## YOUR OBJECTIVE
What number of lines contain the word "document"? Reply with the number and nothing else.

╔══

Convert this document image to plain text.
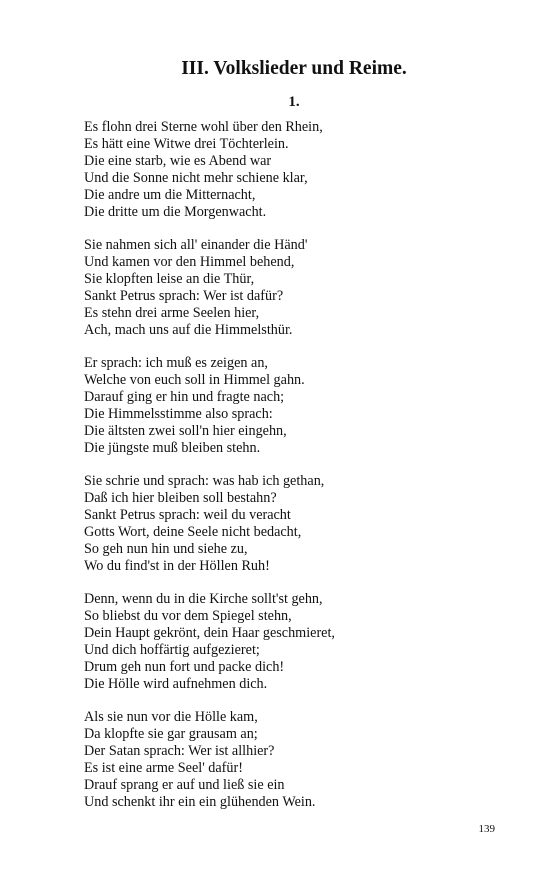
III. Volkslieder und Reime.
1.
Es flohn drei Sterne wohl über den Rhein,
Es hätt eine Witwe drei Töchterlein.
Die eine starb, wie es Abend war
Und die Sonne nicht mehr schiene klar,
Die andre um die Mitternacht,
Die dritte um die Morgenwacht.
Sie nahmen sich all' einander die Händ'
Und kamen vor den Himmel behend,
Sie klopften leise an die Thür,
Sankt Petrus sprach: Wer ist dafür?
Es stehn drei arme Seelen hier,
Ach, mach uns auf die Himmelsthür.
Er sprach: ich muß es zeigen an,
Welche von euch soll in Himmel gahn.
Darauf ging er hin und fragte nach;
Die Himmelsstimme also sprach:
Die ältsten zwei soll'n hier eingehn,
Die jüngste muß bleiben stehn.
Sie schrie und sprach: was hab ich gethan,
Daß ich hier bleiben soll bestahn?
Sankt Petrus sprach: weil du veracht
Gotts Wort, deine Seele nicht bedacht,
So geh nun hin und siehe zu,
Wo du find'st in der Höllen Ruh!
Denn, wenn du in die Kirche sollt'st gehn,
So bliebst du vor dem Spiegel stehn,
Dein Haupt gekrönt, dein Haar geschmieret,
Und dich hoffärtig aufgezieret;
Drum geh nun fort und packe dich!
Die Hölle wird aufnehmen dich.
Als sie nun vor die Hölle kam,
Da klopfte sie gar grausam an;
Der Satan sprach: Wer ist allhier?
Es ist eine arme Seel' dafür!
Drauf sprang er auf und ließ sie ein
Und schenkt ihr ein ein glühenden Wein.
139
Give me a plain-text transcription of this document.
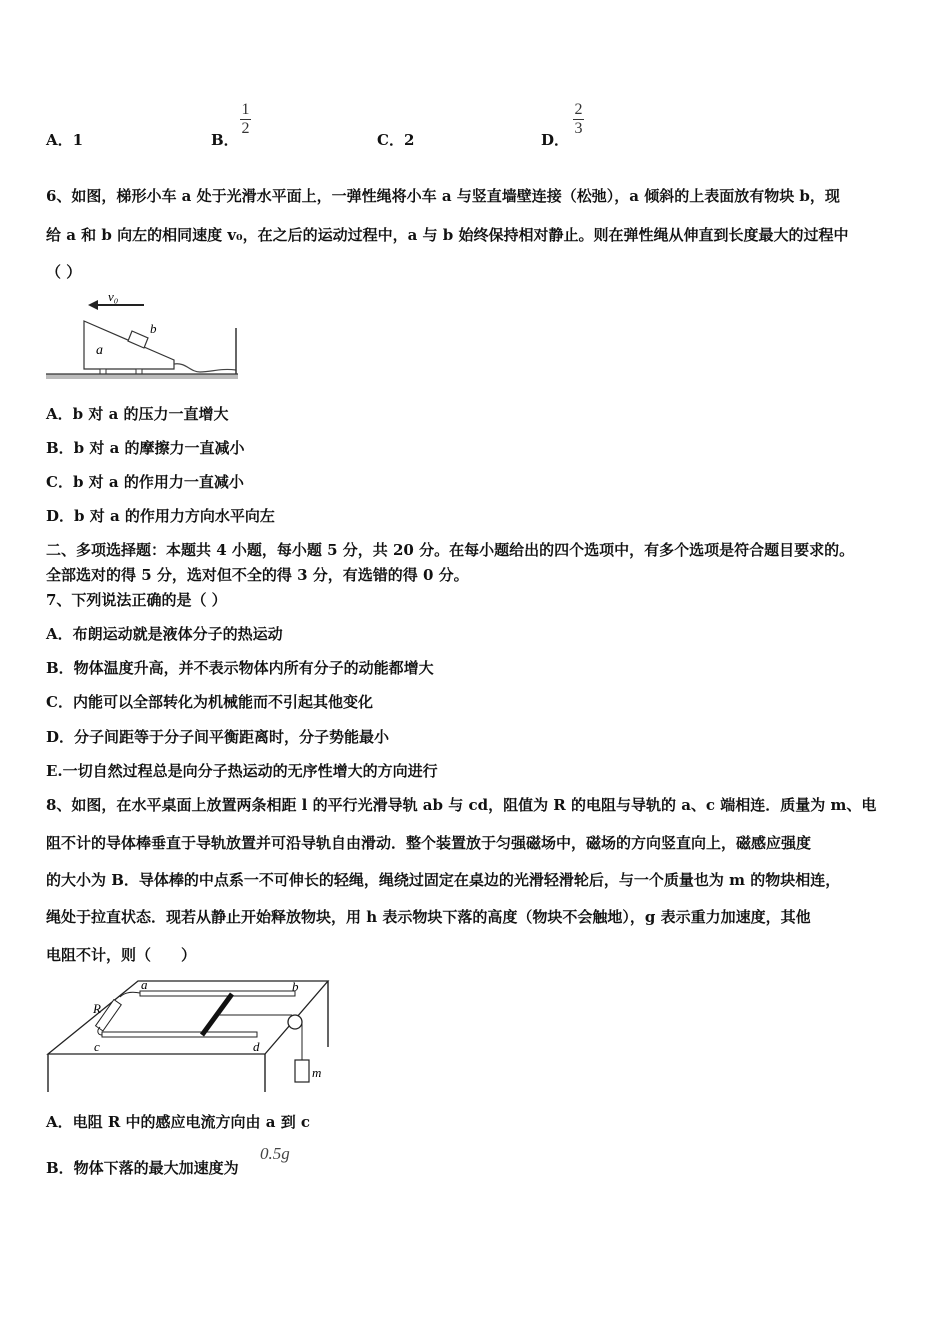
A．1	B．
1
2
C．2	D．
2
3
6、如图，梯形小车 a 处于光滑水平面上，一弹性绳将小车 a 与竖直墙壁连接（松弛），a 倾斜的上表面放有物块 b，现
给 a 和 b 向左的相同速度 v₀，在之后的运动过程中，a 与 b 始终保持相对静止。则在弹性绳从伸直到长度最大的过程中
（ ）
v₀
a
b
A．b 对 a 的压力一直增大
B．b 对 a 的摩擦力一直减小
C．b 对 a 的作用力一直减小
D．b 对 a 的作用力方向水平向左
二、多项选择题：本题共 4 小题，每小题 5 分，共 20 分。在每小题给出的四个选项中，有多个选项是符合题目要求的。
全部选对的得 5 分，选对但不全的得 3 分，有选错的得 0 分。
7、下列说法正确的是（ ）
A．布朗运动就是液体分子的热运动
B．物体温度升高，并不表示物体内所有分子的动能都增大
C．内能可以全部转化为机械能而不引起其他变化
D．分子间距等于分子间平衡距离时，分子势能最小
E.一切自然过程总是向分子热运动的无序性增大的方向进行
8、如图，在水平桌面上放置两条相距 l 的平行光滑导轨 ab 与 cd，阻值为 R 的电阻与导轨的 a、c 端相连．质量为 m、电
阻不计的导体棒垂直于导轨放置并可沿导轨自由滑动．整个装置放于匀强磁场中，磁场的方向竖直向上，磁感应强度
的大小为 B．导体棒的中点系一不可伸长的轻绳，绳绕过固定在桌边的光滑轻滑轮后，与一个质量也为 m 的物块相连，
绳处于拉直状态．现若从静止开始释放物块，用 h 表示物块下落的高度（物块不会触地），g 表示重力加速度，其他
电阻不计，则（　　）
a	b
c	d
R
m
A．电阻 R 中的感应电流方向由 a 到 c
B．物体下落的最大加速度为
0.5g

╚══

## SOLUTION TO THE PROBLEM
2